**Your instructions**
Read the lines below. Copy out any that hold the string "Financial".

'''

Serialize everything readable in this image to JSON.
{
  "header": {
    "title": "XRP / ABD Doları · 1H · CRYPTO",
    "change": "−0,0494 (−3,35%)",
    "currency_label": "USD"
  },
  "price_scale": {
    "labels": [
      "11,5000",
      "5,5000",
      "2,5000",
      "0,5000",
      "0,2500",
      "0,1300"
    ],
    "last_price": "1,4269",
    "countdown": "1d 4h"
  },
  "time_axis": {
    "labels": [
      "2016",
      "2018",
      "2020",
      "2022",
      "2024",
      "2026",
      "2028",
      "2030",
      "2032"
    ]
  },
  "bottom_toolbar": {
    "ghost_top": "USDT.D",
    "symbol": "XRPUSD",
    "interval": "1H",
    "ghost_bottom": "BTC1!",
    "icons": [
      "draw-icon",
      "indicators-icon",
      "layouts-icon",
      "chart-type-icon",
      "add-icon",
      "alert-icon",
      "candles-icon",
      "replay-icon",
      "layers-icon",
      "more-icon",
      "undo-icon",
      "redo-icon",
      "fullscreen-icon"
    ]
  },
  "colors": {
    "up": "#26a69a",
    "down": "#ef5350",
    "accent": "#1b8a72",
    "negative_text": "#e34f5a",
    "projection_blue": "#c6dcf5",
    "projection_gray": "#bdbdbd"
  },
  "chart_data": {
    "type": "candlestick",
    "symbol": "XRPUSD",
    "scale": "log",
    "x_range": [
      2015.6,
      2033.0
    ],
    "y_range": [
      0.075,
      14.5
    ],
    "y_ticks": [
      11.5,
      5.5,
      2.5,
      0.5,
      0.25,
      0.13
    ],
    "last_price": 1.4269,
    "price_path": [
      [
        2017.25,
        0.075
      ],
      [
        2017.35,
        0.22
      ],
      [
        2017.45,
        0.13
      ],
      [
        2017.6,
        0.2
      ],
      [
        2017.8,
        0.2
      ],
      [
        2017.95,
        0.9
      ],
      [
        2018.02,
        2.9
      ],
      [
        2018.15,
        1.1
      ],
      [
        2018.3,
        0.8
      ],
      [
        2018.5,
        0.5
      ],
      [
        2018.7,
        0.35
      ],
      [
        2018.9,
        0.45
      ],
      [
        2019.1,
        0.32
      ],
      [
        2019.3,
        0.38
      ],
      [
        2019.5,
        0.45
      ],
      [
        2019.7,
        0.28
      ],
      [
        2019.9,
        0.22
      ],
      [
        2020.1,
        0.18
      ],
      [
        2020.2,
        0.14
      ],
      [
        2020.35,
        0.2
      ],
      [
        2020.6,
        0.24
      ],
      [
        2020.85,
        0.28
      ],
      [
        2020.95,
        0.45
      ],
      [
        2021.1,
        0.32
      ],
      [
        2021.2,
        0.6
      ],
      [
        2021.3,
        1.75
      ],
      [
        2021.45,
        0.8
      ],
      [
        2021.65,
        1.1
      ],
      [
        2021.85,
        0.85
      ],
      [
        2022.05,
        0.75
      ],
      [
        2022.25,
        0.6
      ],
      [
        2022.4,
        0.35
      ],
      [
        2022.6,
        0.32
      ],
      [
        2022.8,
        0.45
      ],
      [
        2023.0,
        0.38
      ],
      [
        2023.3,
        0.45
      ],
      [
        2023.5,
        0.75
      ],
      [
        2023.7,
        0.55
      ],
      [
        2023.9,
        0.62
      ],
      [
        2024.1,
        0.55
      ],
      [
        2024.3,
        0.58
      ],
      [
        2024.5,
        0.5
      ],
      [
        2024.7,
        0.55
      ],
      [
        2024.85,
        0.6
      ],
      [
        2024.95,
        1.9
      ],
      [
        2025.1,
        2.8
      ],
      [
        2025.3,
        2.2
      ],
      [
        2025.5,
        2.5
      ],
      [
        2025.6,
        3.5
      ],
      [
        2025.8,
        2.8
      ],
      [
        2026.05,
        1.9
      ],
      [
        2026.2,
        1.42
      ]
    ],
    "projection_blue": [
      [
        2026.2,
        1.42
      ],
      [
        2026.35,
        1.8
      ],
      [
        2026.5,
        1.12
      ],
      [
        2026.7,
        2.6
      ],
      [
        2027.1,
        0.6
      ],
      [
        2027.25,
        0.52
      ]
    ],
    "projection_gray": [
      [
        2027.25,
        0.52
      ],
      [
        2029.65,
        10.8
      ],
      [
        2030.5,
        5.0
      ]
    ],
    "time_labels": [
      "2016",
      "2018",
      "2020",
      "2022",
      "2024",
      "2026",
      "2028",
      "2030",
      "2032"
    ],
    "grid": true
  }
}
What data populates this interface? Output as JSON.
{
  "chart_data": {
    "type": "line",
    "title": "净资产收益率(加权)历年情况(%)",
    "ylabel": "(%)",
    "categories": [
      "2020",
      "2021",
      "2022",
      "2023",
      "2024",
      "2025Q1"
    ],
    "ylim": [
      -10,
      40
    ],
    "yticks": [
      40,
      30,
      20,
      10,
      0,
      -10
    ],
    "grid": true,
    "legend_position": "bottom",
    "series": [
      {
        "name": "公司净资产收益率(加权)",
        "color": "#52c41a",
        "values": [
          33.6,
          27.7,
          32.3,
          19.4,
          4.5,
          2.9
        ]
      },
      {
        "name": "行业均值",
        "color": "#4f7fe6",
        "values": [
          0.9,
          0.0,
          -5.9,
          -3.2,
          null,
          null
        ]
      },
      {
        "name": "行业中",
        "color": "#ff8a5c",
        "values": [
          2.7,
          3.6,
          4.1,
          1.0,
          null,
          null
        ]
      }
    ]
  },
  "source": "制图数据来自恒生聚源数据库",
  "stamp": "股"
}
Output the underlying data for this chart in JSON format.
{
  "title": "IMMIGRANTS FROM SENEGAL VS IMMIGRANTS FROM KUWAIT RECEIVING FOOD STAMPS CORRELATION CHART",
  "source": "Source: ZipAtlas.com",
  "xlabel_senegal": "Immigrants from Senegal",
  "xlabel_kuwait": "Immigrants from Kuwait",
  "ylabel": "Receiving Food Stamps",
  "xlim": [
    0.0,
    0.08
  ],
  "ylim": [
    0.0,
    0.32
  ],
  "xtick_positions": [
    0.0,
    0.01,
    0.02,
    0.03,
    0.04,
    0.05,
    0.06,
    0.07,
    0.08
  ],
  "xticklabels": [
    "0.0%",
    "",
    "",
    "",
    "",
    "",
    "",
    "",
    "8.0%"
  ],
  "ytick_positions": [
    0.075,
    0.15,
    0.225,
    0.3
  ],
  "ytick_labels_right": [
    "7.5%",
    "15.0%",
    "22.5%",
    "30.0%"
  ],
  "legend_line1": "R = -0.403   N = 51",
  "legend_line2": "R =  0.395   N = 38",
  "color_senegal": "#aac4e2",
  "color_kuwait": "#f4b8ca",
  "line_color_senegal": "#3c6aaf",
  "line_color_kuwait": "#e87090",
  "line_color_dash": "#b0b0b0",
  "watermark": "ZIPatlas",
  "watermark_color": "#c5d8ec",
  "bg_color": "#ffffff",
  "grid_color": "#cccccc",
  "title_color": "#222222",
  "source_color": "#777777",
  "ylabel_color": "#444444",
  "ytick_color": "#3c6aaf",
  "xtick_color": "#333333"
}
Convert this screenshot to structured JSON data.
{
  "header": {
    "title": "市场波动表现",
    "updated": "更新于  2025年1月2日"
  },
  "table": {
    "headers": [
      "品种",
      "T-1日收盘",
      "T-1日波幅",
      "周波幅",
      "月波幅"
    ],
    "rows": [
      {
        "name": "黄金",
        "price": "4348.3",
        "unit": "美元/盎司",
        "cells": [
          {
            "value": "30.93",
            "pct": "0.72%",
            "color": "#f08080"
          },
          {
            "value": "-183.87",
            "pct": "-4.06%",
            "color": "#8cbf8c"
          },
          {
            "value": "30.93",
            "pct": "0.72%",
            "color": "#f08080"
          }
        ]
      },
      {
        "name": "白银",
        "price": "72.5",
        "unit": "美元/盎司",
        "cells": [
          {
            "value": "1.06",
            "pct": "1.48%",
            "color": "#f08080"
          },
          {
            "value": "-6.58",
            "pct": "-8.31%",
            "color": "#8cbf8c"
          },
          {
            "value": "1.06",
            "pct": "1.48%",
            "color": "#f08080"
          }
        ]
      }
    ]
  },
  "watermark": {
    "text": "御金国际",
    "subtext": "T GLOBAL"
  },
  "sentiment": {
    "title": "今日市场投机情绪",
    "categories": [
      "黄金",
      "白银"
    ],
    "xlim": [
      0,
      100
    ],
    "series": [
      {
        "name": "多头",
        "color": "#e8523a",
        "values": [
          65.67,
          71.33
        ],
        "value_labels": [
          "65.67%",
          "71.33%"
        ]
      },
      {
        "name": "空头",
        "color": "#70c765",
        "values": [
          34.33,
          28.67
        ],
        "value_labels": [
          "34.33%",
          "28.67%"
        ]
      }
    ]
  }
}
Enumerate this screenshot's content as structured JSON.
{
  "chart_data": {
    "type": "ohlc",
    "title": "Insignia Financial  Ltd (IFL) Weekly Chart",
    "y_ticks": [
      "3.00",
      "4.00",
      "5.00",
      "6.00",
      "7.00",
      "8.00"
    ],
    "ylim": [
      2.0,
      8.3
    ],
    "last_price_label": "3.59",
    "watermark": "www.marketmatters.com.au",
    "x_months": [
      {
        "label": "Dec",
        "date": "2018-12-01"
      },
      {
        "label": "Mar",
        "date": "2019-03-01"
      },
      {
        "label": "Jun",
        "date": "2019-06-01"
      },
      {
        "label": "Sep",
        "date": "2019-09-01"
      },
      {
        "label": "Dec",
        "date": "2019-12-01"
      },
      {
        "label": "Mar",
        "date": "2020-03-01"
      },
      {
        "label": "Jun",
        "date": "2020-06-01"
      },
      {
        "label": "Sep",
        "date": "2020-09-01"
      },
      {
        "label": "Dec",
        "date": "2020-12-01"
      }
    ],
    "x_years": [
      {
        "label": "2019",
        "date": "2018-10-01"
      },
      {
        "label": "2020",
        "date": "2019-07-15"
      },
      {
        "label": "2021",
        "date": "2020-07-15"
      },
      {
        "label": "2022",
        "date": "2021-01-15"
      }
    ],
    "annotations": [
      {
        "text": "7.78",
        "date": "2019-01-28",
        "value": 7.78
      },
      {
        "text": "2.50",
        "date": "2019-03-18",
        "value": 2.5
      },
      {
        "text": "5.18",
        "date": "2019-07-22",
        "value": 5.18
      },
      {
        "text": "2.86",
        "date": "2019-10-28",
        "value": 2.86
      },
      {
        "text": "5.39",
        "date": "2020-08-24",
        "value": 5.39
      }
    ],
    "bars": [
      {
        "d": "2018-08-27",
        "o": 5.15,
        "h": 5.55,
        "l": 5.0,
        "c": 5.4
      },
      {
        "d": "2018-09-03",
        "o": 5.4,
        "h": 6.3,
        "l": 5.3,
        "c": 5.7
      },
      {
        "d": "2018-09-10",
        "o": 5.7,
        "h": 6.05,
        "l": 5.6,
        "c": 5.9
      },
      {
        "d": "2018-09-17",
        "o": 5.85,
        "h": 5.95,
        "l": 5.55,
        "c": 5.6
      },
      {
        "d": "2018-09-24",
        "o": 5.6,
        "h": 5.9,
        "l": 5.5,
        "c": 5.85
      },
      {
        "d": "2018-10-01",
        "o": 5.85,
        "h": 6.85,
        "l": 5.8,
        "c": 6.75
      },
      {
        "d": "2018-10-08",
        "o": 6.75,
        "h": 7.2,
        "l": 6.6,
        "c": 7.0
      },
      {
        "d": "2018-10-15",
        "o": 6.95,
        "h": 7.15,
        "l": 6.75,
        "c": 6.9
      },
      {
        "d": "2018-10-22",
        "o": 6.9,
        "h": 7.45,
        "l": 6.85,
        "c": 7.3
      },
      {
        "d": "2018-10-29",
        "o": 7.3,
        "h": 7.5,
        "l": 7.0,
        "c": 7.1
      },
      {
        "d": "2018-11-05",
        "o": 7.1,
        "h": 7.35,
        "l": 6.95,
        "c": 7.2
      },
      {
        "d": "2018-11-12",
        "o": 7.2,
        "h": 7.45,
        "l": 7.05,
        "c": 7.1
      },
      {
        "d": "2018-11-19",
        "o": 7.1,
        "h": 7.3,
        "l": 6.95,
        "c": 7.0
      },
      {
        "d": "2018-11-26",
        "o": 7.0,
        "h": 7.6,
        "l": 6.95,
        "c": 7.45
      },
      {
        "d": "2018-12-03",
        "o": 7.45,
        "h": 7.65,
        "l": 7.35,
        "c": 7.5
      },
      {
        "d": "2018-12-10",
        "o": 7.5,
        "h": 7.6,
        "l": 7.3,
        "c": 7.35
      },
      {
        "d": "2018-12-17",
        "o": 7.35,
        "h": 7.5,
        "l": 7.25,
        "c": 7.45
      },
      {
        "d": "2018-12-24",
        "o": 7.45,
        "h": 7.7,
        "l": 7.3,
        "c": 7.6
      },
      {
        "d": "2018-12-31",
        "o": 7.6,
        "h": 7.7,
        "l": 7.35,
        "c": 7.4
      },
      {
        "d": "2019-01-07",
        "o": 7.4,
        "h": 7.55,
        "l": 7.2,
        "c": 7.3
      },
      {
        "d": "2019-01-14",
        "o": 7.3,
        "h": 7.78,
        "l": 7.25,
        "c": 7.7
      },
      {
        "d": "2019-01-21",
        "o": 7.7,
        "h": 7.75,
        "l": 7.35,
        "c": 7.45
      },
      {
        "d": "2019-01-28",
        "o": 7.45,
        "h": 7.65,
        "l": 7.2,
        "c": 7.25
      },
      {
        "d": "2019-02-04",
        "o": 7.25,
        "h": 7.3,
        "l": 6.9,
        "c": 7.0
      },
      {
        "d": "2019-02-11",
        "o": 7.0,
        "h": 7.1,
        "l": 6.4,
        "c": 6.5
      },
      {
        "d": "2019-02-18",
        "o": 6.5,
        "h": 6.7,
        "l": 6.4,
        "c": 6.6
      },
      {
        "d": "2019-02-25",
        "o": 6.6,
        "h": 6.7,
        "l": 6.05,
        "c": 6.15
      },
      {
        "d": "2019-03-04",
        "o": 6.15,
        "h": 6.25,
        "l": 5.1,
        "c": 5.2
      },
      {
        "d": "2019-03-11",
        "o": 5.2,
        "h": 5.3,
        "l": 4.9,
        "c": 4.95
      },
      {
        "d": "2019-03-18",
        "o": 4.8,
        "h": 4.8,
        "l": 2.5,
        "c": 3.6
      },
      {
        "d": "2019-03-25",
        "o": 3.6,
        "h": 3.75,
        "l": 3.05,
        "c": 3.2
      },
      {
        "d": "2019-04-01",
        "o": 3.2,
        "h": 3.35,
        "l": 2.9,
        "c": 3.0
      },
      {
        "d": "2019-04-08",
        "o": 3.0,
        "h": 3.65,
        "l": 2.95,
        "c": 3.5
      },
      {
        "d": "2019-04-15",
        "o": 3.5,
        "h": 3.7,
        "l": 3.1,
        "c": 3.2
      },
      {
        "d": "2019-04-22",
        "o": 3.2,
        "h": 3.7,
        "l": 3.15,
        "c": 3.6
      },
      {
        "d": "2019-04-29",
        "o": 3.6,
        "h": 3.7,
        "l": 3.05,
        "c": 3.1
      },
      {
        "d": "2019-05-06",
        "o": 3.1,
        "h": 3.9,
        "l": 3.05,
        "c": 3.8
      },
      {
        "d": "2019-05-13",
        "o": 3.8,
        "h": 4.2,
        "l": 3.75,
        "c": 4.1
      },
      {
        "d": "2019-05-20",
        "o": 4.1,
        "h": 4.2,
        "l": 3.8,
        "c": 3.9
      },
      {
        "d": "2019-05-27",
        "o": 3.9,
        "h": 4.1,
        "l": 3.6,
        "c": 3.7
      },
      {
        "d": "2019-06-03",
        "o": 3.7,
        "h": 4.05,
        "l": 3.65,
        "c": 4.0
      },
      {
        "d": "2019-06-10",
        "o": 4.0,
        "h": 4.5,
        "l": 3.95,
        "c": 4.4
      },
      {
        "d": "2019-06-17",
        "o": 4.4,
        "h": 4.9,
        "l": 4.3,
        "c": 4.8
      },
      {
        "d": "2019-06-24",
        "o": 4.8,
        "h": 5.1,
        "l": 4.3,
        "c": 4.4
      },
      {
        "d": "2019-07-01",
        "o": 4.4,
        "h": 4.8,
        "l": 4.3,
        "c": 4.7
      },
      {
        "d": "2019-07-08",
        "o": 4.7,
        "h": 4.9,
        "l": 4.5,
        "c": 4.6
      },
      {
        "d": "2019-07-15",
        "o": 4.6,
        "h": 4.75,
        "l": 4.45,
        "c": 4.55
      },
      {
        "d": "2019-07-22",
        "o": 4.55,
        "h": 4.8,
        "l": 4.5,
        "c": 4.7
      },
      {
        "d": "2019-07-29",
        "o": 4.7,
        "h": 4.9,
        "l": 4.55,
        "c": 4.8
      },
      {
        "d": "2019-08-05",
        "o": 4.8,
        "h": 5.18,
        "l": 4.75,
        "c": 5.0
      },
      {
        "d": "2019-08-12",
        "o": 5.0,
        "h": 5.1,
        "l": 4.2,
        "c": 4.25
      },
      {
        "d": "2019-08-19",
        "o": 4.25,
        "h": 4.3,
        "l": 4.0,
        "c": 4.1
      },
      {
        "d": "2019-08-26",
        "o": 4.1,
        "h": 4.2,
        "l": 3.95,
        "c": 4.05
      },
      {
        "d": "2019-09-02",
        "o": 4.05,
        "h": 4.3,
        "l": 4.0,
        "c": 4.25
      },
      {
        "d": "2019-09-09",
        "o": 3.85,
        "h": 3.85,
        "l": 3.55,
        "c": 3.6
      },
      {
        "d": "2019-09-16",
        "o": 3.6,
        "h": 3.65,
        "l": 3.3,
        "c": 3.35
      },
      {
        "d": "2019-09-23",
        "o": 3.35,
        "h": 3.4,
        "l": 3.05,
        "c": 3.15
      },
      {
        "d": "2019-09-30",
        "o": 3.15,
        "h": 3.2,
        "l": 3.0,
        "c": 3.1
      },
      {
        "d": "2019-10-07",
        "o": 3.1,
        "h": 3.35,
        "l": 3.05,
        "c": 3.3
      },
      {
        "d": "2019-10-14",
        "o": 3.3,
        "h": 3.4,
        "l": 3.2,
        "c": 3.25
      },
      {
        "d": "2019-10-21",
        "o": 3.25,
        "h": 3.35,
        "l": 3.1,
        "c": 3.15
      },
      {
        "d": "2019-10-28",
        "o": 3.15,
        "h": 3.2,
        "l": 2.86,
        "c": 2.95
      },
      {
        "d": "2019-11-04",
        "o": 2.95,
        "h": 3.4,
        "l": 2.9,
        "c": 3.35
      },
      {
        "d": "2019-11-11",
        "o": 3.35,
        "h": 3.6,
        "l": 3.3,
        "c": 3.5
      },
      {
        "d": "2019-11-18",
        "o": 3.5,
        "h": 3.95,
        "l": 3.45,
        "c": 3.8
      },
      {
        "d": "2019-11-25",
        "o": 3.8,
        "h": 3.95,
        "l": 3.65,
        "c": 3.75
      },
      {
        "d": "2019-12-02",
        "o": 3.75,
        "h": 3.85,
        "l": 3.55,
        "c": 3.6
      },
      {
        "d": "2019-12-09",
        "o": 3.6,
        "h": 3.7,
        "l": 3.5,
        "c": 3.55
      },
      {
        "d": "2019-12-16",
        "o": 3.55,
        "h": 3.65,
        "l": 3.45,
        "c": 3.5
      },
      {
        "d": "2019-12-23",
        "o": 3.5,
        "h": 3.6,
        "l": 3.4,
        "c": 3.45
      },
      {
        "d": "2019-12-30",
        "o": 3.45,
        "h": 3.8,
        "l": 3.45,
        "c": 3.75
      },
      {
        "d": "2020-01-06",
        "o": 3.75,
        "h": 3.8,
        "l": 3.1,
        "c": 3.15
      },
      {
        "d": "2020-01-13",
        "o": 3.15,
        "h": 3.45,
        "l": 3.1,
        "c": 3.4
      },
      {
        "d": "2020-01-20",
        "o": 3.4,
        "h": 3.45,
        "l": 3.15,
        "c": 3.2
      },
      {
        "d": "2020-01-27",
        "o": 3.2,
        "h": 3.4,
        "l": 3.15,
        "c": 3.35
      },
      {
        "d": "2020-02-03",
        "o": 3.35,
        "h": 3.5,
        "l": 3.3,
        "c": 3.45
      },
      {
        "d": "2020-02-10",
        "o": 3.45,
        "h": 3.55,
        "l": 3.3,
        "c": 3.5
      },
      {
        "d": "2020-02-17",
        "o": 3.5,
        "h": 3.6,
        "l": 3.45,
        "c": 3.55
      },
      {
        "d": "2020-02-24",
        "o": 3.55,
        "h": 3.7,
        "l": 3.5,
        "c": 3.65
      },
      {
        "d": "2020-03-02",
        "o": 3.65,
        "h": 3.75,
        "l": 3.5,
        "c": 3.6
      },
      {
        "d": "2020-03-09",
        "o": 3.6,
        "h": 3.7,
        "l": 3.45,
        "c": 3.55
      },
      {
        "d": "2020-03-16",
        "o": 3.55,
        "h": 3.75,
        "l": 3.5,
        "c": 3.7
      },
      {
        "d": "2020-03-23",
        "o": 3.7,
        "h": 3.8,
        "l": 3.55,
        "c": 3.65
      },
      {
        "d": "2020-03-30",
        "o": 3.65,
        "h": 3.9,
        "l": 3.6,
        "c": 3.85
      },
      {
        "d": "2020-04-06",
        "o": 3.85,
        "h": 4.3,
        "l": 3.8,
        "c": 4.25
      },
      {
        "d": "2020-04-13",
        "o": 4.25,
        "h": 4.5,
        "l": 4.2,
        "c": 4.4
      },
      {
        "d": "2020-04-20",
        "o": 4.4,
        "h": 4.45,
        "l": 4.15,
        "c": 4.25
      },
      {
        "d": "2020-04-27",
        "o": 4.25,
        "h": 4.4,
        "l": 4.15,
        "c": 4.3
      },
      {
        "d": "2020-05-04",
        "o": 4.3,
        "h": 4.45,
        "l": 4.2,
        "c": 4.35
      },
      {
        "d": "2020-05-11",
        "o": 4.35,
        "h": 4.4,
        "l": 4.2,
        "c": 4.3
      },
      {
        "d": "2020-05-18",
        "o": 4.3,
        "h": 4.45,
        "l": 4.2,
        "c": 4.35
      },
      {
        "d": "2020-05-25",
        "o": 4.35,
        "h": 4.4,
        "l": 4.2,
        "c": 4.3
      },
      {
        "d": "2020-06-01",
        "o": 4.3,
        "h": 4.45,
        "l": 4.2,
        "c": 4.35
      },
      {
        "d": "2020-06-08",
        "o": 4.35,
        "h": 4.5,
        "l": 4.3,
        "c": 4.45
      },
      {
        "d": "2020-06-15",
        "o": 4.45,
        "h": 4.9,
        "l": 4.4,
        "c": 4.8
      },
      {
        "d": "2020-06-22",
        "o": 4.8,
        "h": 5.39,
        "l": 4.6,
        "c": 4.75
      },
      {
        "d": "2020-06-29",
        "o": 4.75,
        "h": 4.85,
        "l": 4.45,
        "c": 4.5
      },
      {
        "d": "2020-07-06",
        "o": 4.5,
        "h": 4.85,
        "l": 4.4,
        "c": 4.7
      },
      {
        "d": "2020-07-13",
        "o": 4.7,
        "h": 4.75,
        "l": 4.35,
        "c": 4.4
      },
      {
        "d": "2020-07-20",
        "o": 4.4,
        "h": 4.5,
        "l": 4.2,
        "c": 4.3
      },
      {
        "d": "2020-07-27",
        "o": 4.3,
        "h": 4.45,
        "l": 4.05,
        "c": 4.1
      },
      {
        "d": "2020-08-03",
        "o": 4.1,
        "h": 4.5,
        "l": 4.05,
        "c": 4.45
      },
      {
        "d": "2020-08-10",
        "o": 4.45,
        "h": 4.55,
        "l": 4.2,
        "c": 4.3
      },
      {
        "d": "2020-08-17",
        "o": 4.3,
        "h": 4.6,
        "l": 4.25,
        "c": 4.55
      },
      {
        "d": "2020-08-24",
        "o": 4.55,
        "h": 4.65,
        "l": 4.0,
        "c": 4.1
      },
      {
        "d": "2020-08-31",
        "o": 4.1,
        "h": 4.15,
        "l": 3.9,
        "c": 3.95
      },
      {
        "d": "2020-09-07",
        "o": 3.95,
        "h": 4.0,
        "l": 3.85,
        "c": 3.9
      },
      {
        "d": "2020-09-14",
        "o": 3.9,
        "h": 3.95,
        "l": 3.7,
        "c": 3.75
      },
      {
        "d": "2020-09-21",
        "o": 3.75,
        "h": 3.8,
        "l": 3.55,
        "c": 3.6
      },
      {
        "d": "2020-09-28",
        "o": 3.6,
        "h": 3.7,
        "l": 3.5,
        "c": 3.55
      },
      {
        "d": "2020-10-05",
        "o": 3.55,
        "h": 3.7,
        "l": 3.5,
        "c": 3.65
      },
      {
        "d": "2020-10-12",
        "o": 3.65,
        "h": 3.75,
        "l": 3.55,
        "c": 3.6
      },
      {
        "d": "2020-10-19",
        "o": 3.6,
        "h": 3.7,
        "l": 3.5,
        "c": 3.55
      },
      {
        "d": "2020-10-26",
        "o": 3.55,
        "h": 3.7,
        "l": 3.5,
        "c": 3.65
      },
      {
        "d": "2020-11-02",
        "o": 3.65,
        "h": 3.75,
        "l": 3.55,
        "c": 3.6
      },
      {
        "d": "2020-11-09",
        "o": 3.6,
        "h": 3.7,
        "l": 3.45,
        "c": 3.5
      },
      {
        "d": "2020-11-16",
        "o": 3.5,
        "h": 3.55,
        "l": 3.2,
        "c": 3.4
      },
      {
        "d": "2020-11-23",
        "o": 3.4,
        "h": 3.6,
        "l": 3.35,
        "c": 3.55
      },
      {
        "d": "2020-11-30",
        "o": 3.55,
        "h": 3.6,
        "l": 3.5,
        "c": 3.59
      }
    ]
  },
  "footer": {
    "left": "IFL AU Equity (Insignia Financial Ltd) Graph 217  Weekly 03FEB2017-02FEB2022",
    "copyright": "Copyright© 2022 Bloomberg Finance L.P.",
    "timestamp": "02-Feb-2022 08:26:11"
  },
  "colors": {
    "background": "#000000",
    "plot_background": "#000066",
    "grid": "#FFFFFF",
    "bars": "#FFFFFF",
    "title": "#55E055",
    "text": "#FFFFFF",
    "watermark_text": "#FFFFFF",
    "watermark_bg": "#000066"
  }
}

'''

**Exercise solution**
    "title": "Insignia Financial  Ltd (IFL) Weekly Chart",
    "left": "IFL AU Equity (Insignia Financial Ltd) Graph 217  Weekly 03FEB2017-02FEB2022",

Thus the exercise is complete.